● Direction: Repeat all the material exactly; pictures stay out of your copy.

--

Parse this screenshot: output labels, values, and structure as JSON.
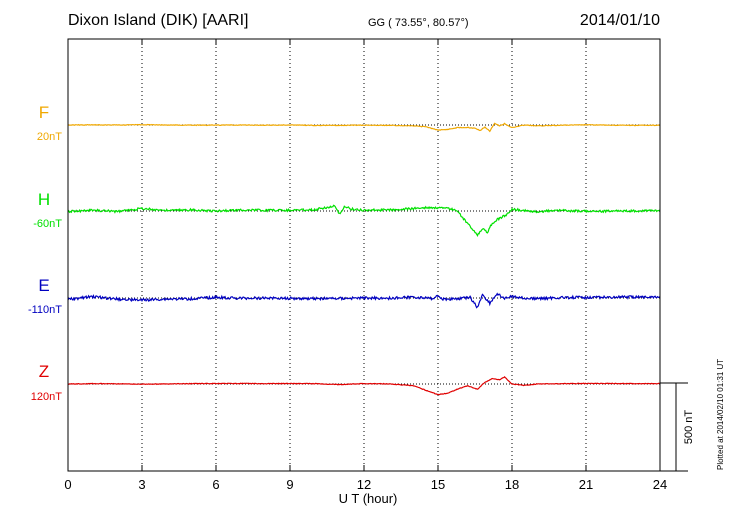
{
  "header": {
    "title": "Dixon Island (DIK)  [AARI]",
    "coords": "GG ( 73.55°,  80.57°)",
    "date": "2014/01/10"
  },
  "plotted_note": "Plotted at 2014/02/10 01:31  UT",
  "chart_data": {
    "type": "line",
    "xlabel": "U T (hour)",
    "xlim": [
      0,
      24
    ],
    "xticks": [
      0,
      3,
      6,
      9,
      12,
      15,
      18,
      21,
      24
    ],
    "grid": "dotted vertical lines every 3 hours",
    "scale_bar": "500 nT",
    "series": [
      {
        "name": "F",
        "baseline": "20nT",
        "color": "#f0a800",
        "points": [
          [
            0,
            0
          ],
          [
            1,
            1
          ],
          [
            2,
            0
          ],
          [
            3,
            2
          ],
          [
            4,
            0
          ],
          [
            5,
            -1
          ],
          [
            6,
            -1
          ],
          [
            7,
            0
          ],
          [
            8,
            -1
          ],
          [
            9,
            0
          ],
          [
            10,
            -2
          ],
          [
            11,
            -2
          ],
          [
            12,
            -1
          ],
          [
            13,
            -2
          ],
          [
            14,
            -5
          ],
          [
            14.5,
            -10
          ],
          [
            14.8,
            -22
          ],
          [
            15,
            -28
          ],
          [
            15.4,
            -25
          ],
          [
            15.8,
            -14
          ],
          [
            16.2,
            -14
          ],
          [
            16.5,
            -18
          ],
          [
            16.7,
            -32
          ],
          [
            16.9,
            -12
          ],
          [
            17.1,
            -35
          ],
          [
            17.3,
            10
          ],
          [
            17.5,
            -5
          ],
          [
            17.7,
            8
          ],
          [
            18,
            -15
          ],
          [
            18.5,
            0
          ],
          [
            19,
            -5
          ],
          [
            20,
            -1
          ],
          [
            21,
            1
          ],
          [
            22,
            -1
          ],
          [
            23,
            -2
          ],
          [
            24,
            -1
          ]
        ]
      },
      {
        "name": "H",
        "baseline": "-60nT",
        "color": "#00e000",
        "points": [
          [
            0,
            -2
          ],
          [
            1,
            4
          ],
          [
            2,
            -3
          ],
          [
            3,
            14
          ],
          [
            4,
            3
          ],
          [
            5,
            6
          ],
          [
            6,
            0
          ],
          [
            7,
            6
          ],
          [
            8,
            4
          ],
          [
            9,
            5
          ],
          [
            10,
            8
          ],
          [
            10.8,
            28
          ],
          [
            11,
            -18
          ],
          [
            11.2,
            24
          ],
          [
            11.6,
            8
          ],
          [
            12,
            5
          ],
          [
            13,
            6
          ],
          [
            14,
            14
          ],
          [
            14.5,
            20
          ],
          [
            15,
            18
          ],
          [
            15.5,
            14
          ],
          [
            15.8,
            0
          ],
          [
            16,
            -40
          ],
          [
            16.3,
            -85
          ],
          [
            16.6,
            -135
          ],
          [
            16.8,
            -100
          ],
          [
            17,
            -120
          ],
          [
            17.2,
            -70
          ],
          [
            17.5,
            -40
          ],
          [
            17.8,
            -20
          ],
          [
            18,
            10
          ],
          [
            18.5,
            2
          ],
          [
            19,
            -3
          ],
          [
            20,
            4
          ],
          [
            21,
            -2
          ],
          [
            22,
            0
          ],
          [
            23,
            0
          ],
          [
            24,
            2
          ]
        ]
      },
      {
        "name": "E",
        "baseline": "-110nT",
        "color": "#0000c0",
        "points": [
          [
            0,
            -8
          ],
          [
            1,
            8
          ],
          [
            2,
            -6
          ],
          [
            3,
            -12
          ],
          [
            4,
            -6
          ],
          [
            5,
            -5
          ],
          [
            6,
            4
          ],
          [
            7,
            -2
          ],
          [
            8,
            0
          ],
          [
            9,
            -2
          ],
          [
            10,
            -3
          ],
          [
            11,
            -3
          ],
          [
            12,
            0
          ],
          [
            13,
            -1
          ],
          [
            14,
            5
          ],
          [
            14.8,
            -4
          ],
          [
            15,
            14
          ],
          [
            15.2,
            -8
          ],
          [
            15.8,
            -4
          ],
          [
            16.3,
            4
          ],
          [
            16.6,
            -55
          ],
          [
            16.8,
            20
          ],
          [
            17.1,
            -30
          ],
          [
            17.4,
            25
          ],
          [
            17.7,
            -5
          ],
          [
            18,
            10
          ],
          [
            18.5,
            -2
          ],
          [
            19,
            -4
          ],
          [
            20,
            2
          ],
          [
            21,
            4
          ],
          [
            22,
            4
          ],
          [
            23,
            6
          ],
          [
            24,
            8
          ]
        ]
      },
      {
        "name": "Z",
        "baseline": "120nT",
        "color": "#e00000",
        "points": [
          [
            0,
            0
          ],
          [
            1,
            2
          ],
          [
            2,
            1
          ],
          [
            3,
            -1
          ],
          [
            4,
            0
          ],
          [
            5,
            2
          ],
          [
            6,
            3
          ],
          [
            7,
            3
          ],
          [
            8,
            2
          ],
          [
            9,
            3
          ],
          [
            10,
            2
          ],
          [
            11,
            -3
          ],
          [
            12,
            2
          ],
          [
            13,
            1
          ],
          [
            14,
            -10
          ],
          [
            14.6,
            -40
          ],
          [
            15,
            -60
          ],
          [
            15.4,
            -52
          ],
          [
            15.8,
            -28
          ],
          [
            16.2,
            -10
          ],
          [
            16.6,
            -30
          ],
          [
            16.9,
            10
          ],
          [
            17.2,
            30
          ],
          [
            17.5,
            25
          ],
          [
            17.7,
            40
          ],
          [
            18,
            0
          ],
          [
            18.5,
            -8
          ],
          [
            19,
            0
          ],
          [
            20,
            2
          ],
          [
            21,
            3
          ],
          [
            22,
            3
          ],
          [
            23,
            2
          ],
          [
            24,
            2
          ]
        ]
      }
    ]
  }
}
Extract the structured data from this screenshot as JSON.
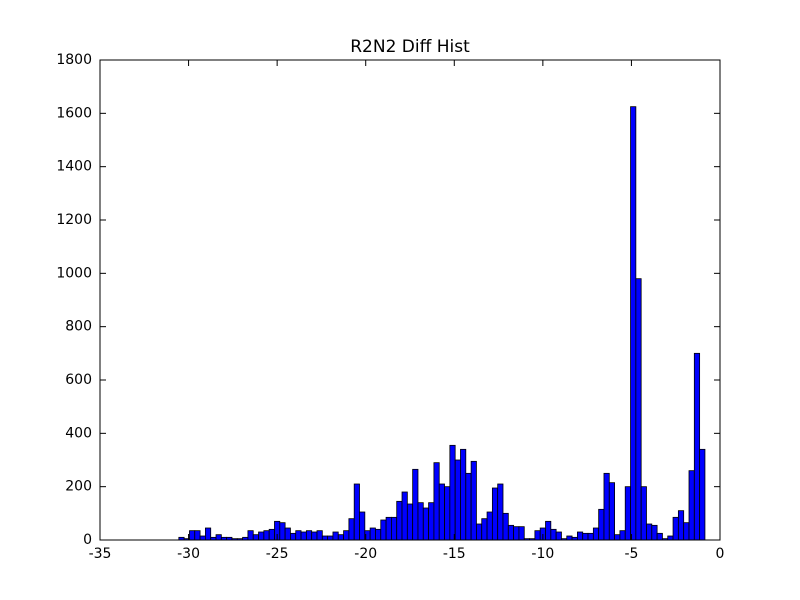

--

● Worked answer:
Parse this screenshot: output labels, values, and structure as JSON.
{
  "header": {
    "title": "Dixon Island (DIK)  [AARI]",
    "coords": "GG ( 73.55°,  80.57°)",
    "date": "2014/01/10"
  },
  "plotted_note": "Plotted at 2014/02/10 01:31  UT",
  "chart_data": {
    "type": "line",
    "xlabel": "U T (hour)",
    "xlim": [
      0,
      24
    ],
    "xticks": [
      0,
      3,
      6,
      9,
      12,
      15,
      18,
      21,
      24
    ],
    "grid": "dotted vertical lines every 3 hours",
    "scale_bar": "500 nT",
    "series": [
      {
        "name": "F",
        "baseline": "20nT",
        "color": "#f0a800",
        "points": [
          [
            0,
            0
          ],
          [
            1,
            1
          ],
          [
            2,
            0
          ],
          [
            3,
            2
          ],
          [
            4,
            0
          ],
          [
            5,
            -1
          ],
          [
            6,
            -1
          ],
          [
            7,
            0
          ],
          [
            8,
            -1
          ],
          [
            9,
            0
          ],
          [
            10,
            -2
          ],
          [
            11,
            -2
          ],
          [
            12,
            -1
          ],
          [
            13,
            -2
          ],
          [
            14,
            -5
          ],
          [
            14.5,
            -10
          ],
          [
            14.8,
            -22
          ],
          [
            15,
            -28
          ],
          [
            15.4,
            -25
          ],
          [
            15.8,
            -14
          ],
          [
            16.2,
            -14
          ],
          [
            16.5,
            -18
          ],
          [
            16.7,
            -32
          ],
          [
            16.9,
            -12
          ],
          [
            17.1,
            -35
          ],
          [
            17.3,
            10
          ],
          [
            17.5,
            -5
          ],
          [
            17.7,
            8
          ],
          [
            18,
            -15
          ],
          [
            18.5,
            0
          ],
          [
            19,
            -5
          ],
          [
            20,
            -1
          ],
          [
            21,
            1
          ],
          [
            22,
            -1
          ],
          [
            23,
            -2
          ],
          [
            24,
            -1
          ]
        ]
      },
      {
        "name": "H",
        "baseline": "-60nT",
        "color": "#00e000",
        "points": [
          [
            0,
            -2
          ],
          [
            1,
            4
          ],
          [
            2,
            -3
          ],
          [
            3,
            14
          ],
          [
            4,
            3
          ],
          [
            5,
            6
          ],
          [
            6,
            0
          ],
          [
            7,
            6
          ],
          [
            8,
            4
          ],
          [
            9,
            5
          ],
          [
            10,
            8
          ],
          [
            10.8,
            28
          ],
          [
            11,
            -18
          ],
          [
            11.2,
            24
          ],
          [
            11.6,
            8
          ],
          [
            12,
            5
          ],
          [
            13,
            6
          ],
          [
            14,
            14
          ],
          [
            14.5,
            20
          ],
          [
            15,
            18
          ],
          [
            15.5,
            14
          ],
          [
            15.8,
            0
          ],
          [
            16,
            -40
          ],
          [
            16.3,
            -85
          ],
          [
            16.6,
            -135
          ],
          [
            16.8,
            -100
          ],
          [
            17,
            -120
          ],
          [
            17.2,
            -70
          ],
          [
            17.5,
            -40
          ],
          [
            17.8,
            -20
          ],
          [
            18,
            10
          ],
          [
            18.5,
            2
          ],
          [
            19,
            -3
          ],
          [
            20,
            4
          ],
          [
            21,
            -2
          ],
          [
            22,
            0
          ],
          [
            23,
            0
          ],
          [
            24,
            2
          ]
        ]
      },
      {
        "name": "E",
        "baseline": "-110nT",
        "color": "#0000c0",
        "points": [
          [
            0,
            -8
          ],
          [
            1,
            8
          ],
          [
            2,
            -6
          ],
          [
            3,
            -12
          ],
          [
            4,
            -6
          ],
          [
            5,
            -5
          ],
          [
            6,
            4
          ],
          [
            7,
            -2
          ],
          [
            8,
            0
          ],
          [
            9,
            -2
          ],
          [
            10,
            -3
          ],
          [
            11,
            -3
          ],
          [
            12,
            0
          ],
          [
            13,
            -1
          ],
          [
            14,
            5
          ],
          [
            14.8,
            -4
          ],
          [
            15,
            14
          ],
          [
            15.2,
            -8
          ],
          [
            15.8,
            -4
          ],
          [
            16.3,
            4
          ],
          [
            16.6,
            -55
          ],
          [
            16.8,
            20
          ],
          [
            17.1,
            -30
          ],
          [
            17.4,
            25
          ],
          [
            17.7,
            -5
          ],
          [
            18,
            10
          ],
          [
            18.5,
            -2
          ],
          [
            19,
            -4
          ],
          [
            20,
            2
          ],
          [
            21,
            4
          ],
          [
            22,
            4
          ],
          [
            23,
            6
          ],
          [
            24,
            8
          ]
        ]
      },
      {
        "name": "Z",
        "baseline": "120nT",
        "color": "#e00000",
        "points": [
          [
            0,
            0
          ],
          [
            1,
            2
          ],
          [
            2,
            1
          ],
          [
            3,
            -1
          ],
          [
            4,
            0
          ],
          [
            5,
            2
          ],
          [
            6,
            3
          ],
          [
            7,
            3
          ],
          [
            8,
            2
          ],
          [
            9,
            3
          ],
          [
            10,
            2
          ],
          [
            11,
            -3
          ],
          [
            12,
            2
          ],
          [
            13,
            1
          ],
          [
            14,
            -10
          ],
          [
            14.6,
            -40
          ],
          [
            15,
            -60
          ],
          [
            15.4,
            -52
          ],
          [
            15.8,
            -28
          ],
          [
            16.2,
            -10
          ],
          [
            16.6,
            -30
          ],
          [
            16.9,
            10
          ],
          [
            17.2,
            30
          ],
          [
            17.5,
            25
          ],
          [
            17.7,
            40
          ],
          [
            18,
            0
          ],
          [
            18.5,
            -8
          ],
          [
            19,
            0
          ],
          [
            20,
            2
          ],
          [
            21,
            3
          ],
          [
            22,
            3
          ],
          [
            23,
            2
          ],
          [
            24,
            2
          ]
        ]
      }
    ]
  }
}
Extract the structured data from this screenshot as JSON.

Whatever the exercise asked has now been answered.